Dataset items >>
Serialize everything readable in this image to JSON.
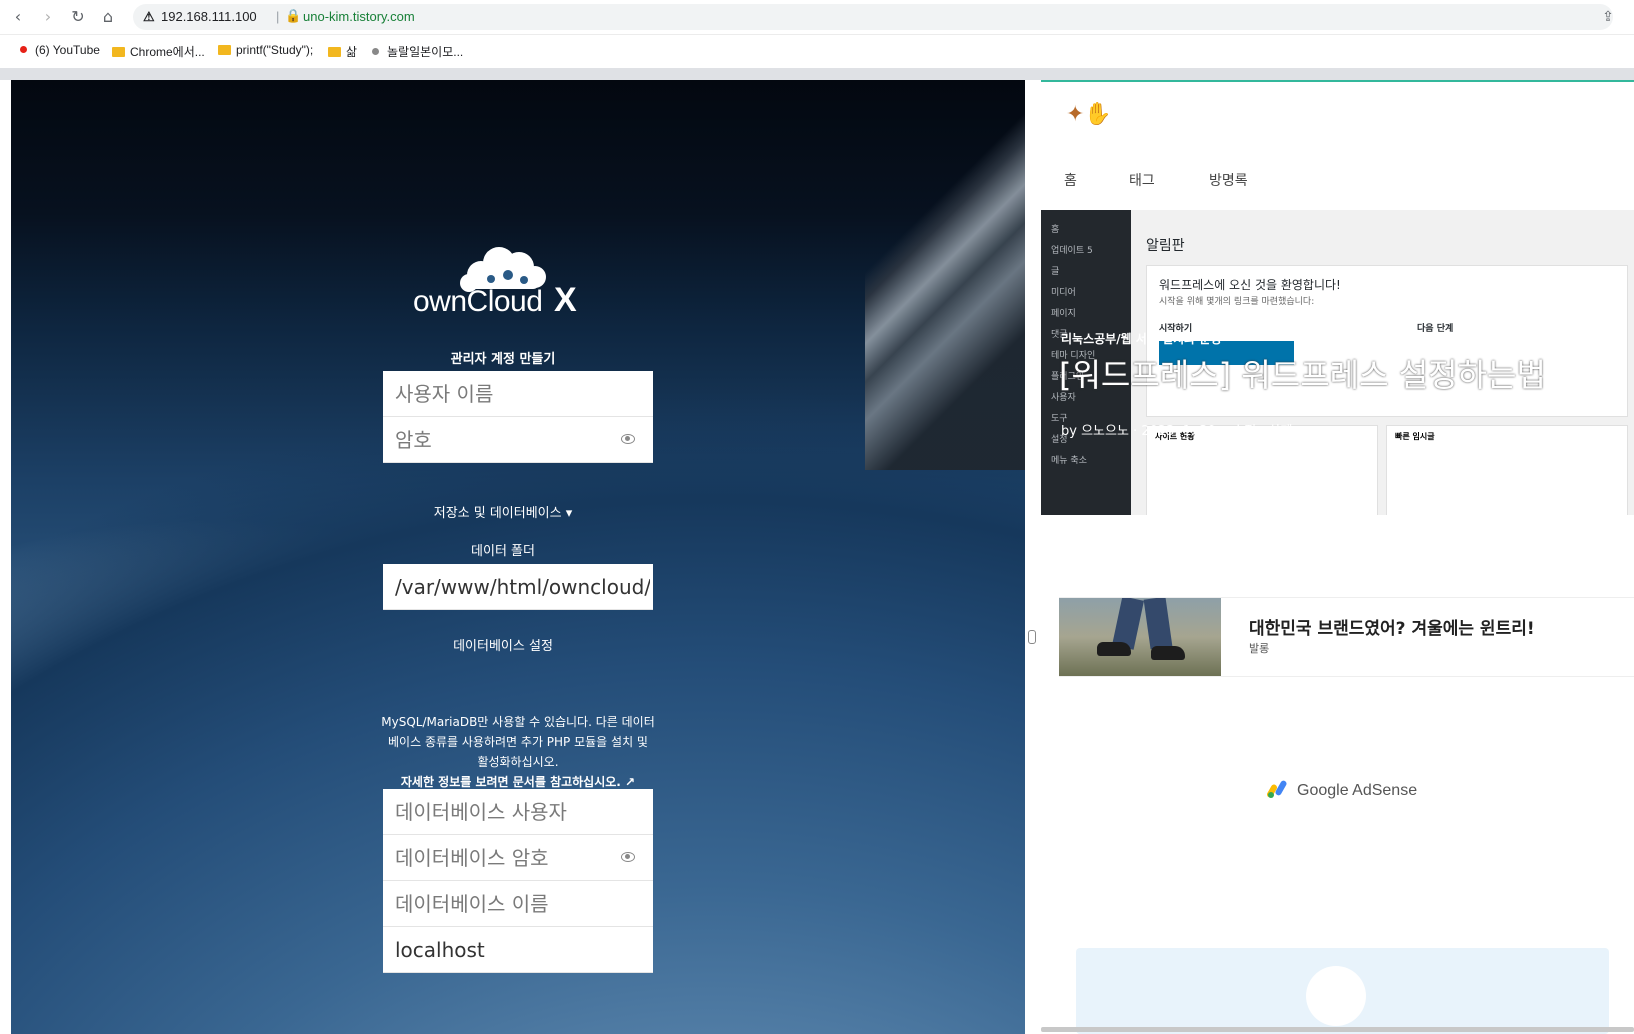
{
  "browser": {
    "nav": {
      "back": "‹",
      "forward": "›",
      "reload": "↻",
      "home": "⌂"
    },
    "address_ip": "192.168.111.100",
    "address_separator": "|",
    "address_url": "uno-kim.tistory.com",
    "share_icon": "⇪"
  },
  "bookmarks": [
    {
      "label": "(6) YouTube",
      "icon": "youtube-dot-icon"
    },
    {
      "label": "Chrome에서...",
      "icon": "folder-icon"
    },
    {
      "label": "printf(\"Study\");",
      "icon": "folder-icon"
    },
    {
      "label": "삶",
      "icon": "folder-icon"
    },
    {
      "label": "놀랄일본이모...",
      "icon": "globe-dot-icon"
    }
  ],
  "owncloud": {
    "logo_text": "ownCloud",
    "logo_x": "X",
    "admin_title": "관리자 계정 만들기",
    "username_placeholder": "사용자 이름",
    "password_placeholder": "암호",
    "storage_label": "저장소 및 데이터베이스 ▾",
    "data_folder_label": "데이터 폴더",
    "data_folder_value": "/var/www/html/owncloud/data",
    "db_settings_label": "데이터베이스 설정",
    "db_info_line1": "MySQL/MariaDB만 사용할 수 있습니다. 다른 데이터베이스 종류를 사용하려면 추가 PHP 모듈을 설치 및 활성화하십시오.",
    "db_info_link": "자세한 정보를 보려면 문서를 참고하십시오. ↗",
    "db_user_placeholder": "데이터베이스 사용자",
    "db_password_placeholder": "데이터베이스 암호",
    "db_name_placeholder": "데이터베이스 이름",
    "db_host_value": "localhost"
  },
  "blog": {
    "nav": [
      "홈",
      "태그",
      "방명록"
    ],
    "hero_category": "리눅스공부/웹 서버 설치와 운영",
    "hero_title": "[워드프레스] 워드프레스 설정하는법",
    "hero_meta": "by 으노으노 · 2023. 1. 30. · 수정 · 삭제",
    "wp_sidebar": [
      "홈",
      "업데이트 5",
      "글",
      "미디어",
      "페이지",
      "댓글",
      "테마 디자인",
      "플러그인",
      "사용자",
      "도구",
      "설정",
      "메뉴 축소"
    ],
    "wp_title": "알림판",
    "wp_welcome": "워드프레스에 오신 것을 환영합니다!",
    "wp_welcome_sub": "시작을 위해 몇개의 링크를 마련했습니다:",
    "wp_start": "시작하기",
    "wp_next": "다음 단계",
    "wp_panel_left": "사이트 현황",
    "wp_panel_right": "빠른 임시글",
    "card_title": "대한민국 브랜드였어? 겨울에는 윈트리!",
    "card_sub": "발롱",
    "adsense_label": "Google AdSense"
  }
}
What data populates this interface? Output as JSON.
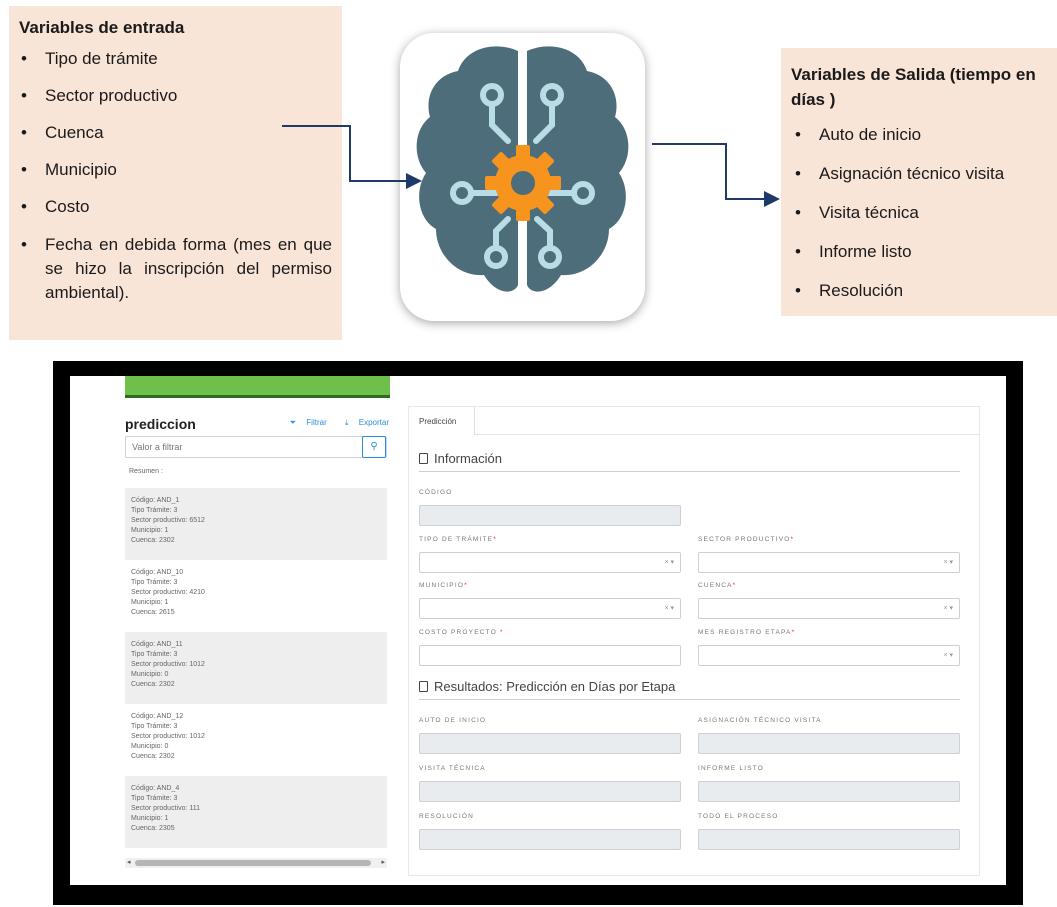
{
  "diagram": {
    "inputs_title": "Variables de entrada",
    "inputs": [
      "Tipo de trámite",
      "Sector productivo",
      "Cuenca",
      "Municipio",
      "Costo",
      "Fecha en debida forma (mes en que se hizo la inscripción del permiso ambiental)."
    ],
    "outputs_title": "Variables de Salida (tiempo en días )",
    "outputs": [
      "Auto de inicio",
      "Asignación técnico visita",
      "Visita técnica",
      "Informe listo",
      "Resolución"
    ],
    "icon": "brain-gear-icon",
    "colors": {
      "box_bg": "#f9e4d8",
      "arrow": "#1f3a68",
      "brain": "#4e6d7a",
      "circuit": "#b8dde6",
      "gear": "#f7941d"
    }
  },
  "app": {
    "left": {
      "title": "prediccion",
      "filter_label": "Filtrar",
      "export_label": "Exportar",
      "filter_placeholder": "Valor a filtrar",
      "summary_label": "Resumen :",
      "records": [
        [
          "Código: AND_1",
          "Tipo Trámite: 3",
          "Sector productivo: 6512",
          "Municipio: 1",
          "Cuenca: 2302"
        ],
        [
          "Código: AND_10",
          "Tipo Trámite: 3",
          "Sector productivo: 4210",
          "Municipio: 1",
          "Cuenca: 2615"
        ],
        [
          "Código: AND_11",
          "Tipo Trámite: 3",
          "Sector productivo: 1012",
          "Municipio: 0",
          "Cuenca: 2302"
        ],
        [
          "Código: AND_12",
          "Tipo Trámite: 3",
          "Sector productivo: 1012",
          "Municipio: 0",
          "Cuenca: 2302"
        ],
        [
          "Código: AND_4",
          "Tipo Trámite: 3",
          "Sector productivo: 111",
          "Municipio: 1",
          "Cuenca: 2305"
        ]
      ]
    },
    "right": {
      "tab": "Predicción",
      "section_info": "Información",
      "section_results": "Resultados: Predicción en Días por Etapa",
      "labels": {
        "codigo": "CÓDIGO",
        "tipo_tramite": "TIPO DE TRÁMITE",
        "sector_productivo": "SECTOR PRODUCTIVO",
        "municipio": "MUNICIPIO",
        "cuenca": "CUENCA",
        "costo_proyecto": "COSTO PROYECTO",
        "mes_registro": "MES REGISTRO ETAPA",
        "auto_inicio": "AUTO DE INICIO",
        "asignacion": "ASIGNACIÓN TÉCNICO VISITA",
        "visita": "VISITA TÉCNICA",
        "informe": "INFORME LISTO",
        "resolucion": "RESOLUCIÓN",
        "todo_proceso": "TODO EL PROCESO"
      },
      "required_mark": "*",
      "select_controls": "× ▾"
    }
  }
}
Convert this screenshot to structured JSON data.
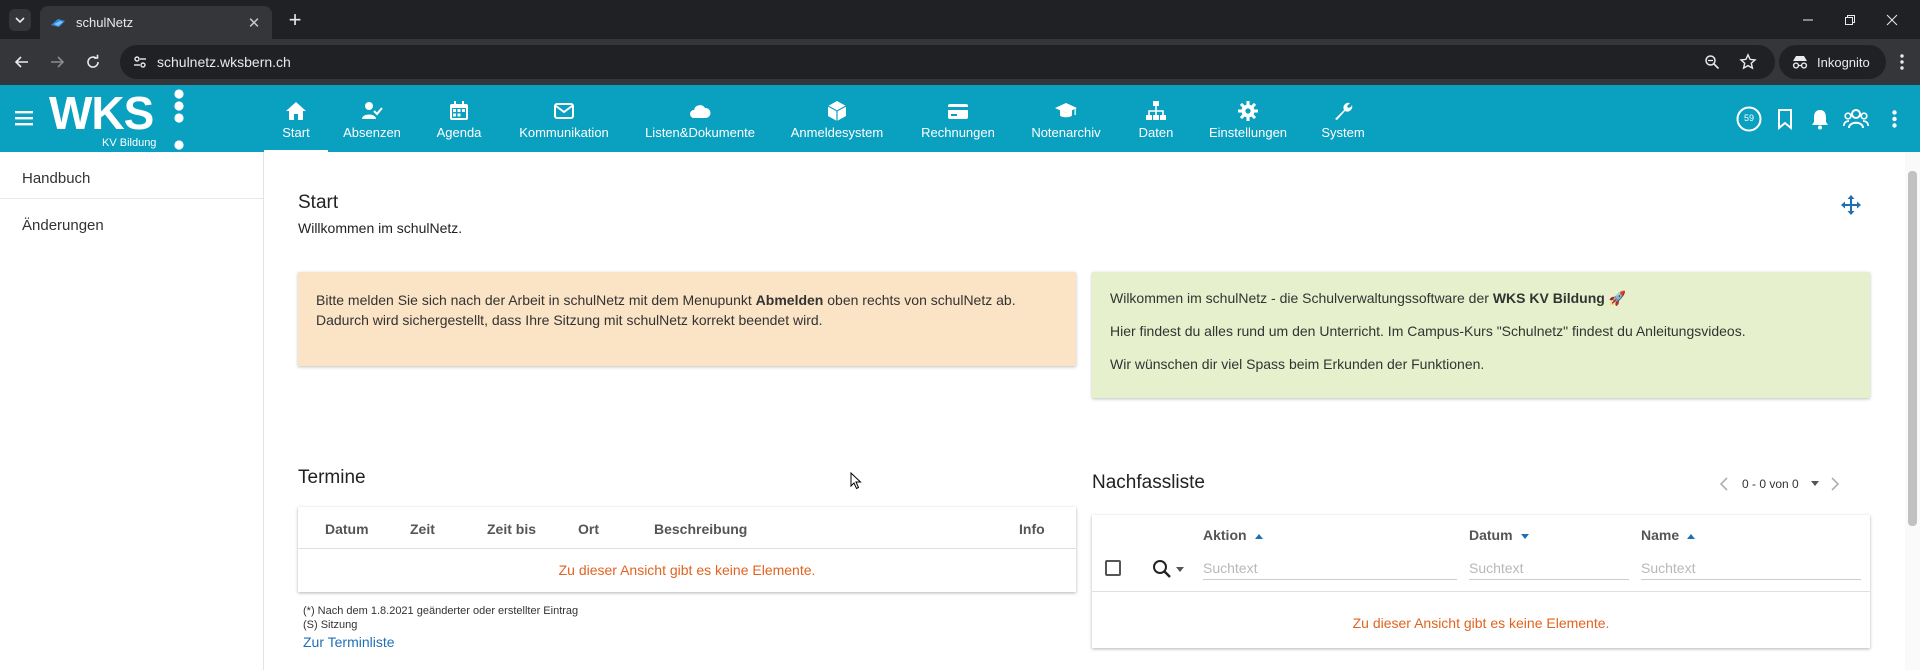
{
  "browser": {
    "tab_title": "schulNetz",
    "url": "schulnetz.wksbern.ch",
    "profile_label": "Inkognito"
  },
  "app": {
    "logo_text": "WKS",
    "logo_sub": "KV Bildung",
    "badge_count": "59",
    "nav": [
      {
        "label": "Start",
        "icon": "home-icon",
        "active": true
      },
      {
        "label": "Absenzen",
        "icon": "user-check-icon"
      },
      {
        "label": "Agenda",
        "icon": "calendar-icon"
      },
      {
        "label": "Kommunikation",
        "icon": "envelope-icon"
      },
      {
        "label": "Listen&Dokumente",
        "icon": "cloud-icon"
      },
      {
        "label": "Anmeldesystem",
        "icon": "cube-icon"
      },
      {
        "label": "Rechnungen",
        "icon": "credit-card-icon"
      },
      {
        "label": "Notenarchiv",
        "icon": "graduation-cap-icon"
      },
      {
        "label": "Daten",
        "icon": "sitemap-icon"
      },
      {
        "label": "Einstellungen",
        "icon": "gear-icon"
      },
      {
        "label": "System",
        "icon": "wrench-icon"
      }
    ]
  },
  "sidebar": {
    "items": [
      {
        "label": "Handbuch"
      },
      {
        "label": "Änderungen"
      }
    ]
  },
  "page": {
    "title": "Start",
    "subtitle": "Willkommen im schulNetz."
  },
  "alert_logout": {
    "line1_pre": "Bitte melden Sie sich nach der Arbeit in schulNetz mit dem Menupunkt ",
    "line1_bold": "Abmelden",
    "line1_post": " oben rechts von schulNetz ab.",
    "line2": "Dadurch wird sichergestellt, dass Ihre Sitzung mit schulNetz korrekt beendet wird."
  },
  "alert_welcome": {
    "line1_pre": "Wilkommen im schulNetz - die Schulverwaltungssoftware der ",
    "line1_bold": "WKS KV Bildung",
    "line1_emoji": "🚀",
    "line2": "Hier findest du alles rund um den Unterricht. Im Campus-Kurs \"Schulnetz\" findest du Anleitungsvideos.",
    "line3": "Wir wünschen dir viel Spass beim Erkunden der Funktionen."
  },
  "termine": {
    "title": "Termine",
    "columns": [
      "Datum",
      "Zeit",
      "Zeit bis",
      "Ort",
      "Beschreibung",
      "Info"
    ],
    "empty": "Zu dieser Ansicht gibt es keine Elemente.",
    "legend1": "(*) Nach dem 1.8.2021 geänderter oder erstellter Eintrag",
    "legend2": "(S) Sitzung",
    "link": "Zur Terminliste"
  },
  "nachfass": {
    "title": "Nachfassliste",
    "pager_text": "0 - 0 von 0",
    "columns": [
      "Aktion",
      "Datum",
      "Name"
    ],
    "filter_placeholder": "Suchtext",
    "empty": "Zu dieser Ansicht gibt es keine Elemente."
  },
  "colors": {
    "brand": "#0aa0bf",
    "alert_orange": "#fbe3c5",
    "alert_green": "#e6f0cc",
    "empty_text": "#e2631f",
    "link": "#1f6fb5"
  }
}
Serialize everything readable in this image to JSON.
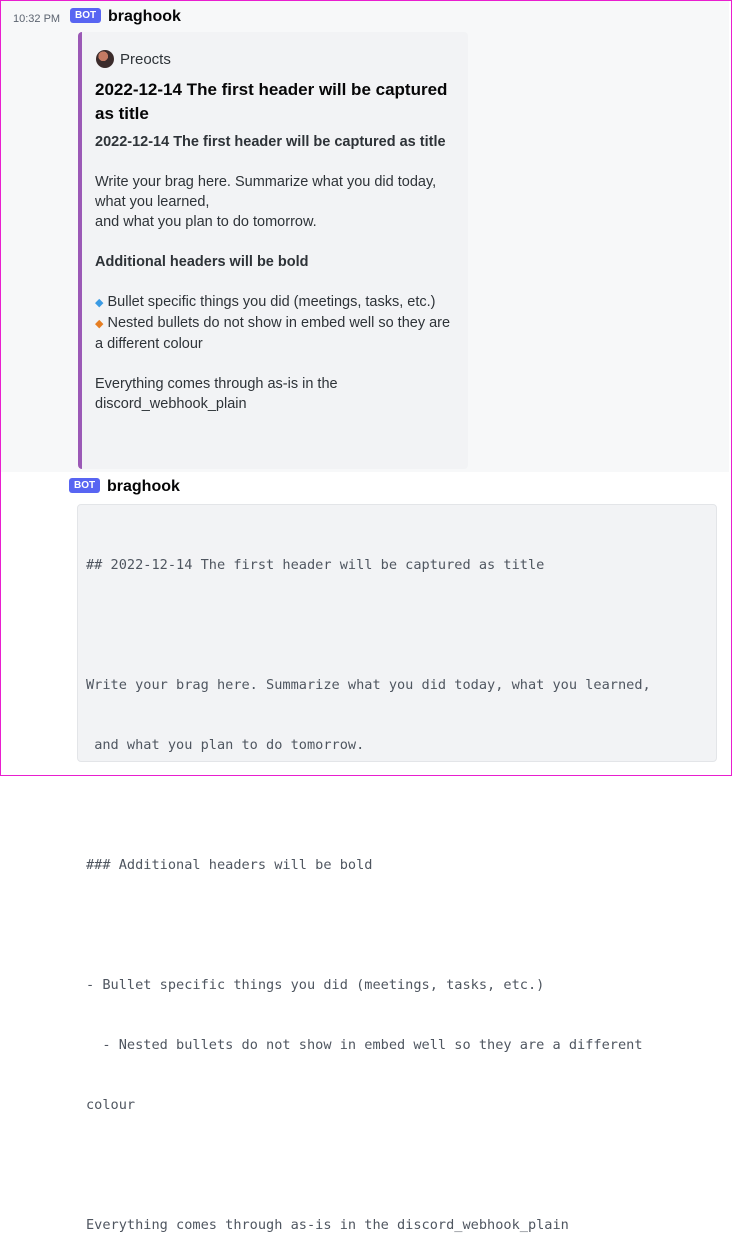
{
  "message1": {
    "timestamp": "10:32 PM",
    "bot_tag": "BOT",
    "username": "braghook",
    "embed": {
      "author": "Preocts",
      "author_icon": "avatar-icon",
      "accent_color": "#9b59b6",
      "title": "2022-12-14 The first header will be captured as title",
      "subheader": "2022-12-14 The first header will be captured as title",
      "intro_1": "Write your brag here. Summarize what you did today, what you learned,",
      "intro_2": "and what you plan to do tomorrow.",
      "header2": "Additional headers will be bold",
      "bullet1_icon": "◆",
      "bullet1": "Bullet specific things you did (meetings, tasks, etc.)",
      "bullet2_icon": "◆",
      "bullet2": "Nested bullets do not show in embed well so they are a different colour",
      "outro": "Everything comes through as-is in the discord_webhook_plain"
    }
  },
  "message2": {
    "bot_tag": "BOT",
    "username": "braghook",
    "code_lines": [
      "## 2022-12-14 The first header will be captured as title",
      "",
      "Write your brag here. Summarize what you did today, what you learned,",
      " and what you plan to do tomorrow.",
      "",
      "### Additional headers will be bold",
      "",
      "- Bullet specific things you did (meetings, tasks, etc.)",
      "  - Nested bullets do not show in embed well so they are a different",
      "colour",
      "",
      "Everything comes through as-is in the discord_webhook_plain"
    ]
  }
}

Work instructions >> Pick out each line that holds the string "JSON".

Answer below >>
Serialize everything readable in this image to JSON.
What data populates this interface? Output as JSON.
Convert this screenshot to structured JSON data.
Serialize everything readable in this image to JSON.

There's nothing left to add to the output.